- [Consigne] Résumez en deux phrases l'extrait présenté ci-dessous.

- [Extrait du texte]
────────

L’avis du « Monde » – à voir

C’est une obsession du cinéma français, ces héros de l’enseignement public et laïque qui veulent démontrer encore et encore, contre toute évidence, que le système n’est pas cassé, qu’il suffit d’un peu de bonne volonté pour en recoller les fêlures, d’Héritiers (Marie-Castille Mention-Schaar, 2014) en Grands Esprits (Olivier Ayache-Vidal, 2017). Par son sous-titre – la belle éducation –, Marvin fait mine d’adhérer à ce qui est devenu un genre.

────────

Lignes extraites
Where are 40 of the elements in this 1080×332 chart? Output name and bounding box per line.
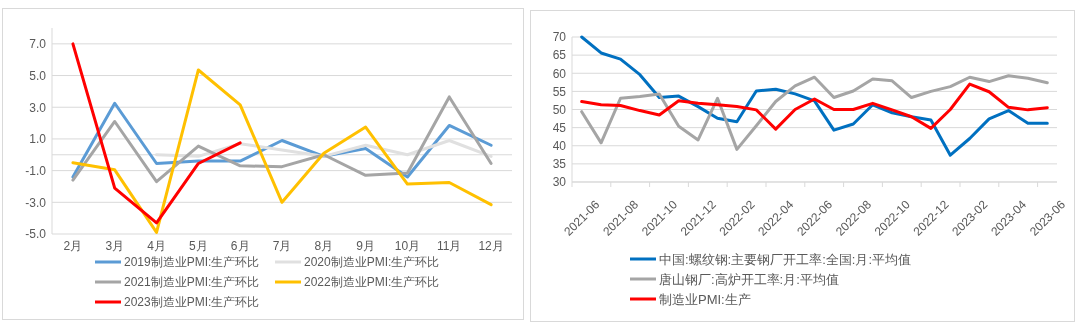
y-tick-label: 7.0 xyxy=(29,37,47,52)
legend-label: 2021制造业PMI:生产环比 xyxy=(124,275,260,290)
y-tick-label: 1.0 xyxy=(29,132,47,147)
y-tick-label: 40 xyxy=(552,139,567,154)
y-tick-label: -1.0 xyxy=(25,163,47,178)
legend-label: 2023制造业PMI:生产环比 xyxy=(124,295,260,310)
y-tick-label: 55 xyxy=(552,84,567,99)
legend-label: 中国:螺纹钢:主要钢厂开工率:全国:月:平均值 xyxy=(659,251,912,267)
line-series xyxy=(71,68,493,234)
y-tick-label: 70 xyxy=(552,30,567,45)
y-tick-label: -3.0 xyxy=(25,195,47,210)
line-series xyxy=(71,42,242,225)
y-tick-label: 30 xyxy=(552,175,567,190)
x-tick-label: 3月 xyxy=(105,239,125,253)
y-tick-label: 5.0 xyxy=(29,68,47,83)
x-tick-label: 4月 xyxy=(147,239,166,253)
legend-label: 2022制造业PMI:生产环比 xyxy=(304,275,440,290)
y-tick-label: 50 xyxy=(552,102,567,117)
x-tick-label: 7月 xyxy=(272,239,292,253)
x-tick-label: 2月 xyxy=(63,239,83,253)
legend-label: 2020制造业PMI:生产环比 xyxy=(304,255,440,270)
x-tick-label: 6月 xyxy=(230,239,250,253)
y-tick-label: 3.0 xyxy=(29,100,47,115)
line-series xyxy=(580,82,1049,131)
x-tick-label: 9月 xyxy=(356,239,375,253)
legend-label: 唐山钢厂:高炉开工率:月:平均值 xyxy=(659,271,839,287)
y-tick-label: 65 xyxy=(552,48,567,63)
legend-label: 2019制造业PMI:生产环比 xyxy=(124,255,260,270)
y-tick-label: 60 xyxy=(552,66,567,81)
x-tick-label: 10月 xyxy=(394,239,421,253)
y-tick-label: 45 xyxy=(552,120,567,135)
y-tick-label: 35 xyxy=(552,157,567,172)
line-series xyxy=(580,74,1049,151)
y-tick-label: -5.0 xyxy=(25,227,47,242)
x-tick-label: 12月 xyxy=(478,239,504,253)
x-tick-label: 11月 xyxy=(437,239,462,253)
x-tick-label: 8月 xyxy=(314,239,334,253)
legend-label: 制造业PMI:生产 xyxy=(659,291,751,307)
x-tick-label: 5月 xyxy=(189,239,208,253)
line-series xyxy=(580,35,1049,157)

────────

- [Corrigé] Le cinéma français est obsédé par les héros de l'enseignement public et laïque qui veulent démontrer, contre toute évidence, que le système n'est pas cassé et qu'un peu de bonne volonté suffit à en recoller les fêlures, comme dans Héritiers et Grands Esprits. Par son sous-titre, « la belle éducation », Marvin fait mine d'adhérer à ce qui est devenu un genre.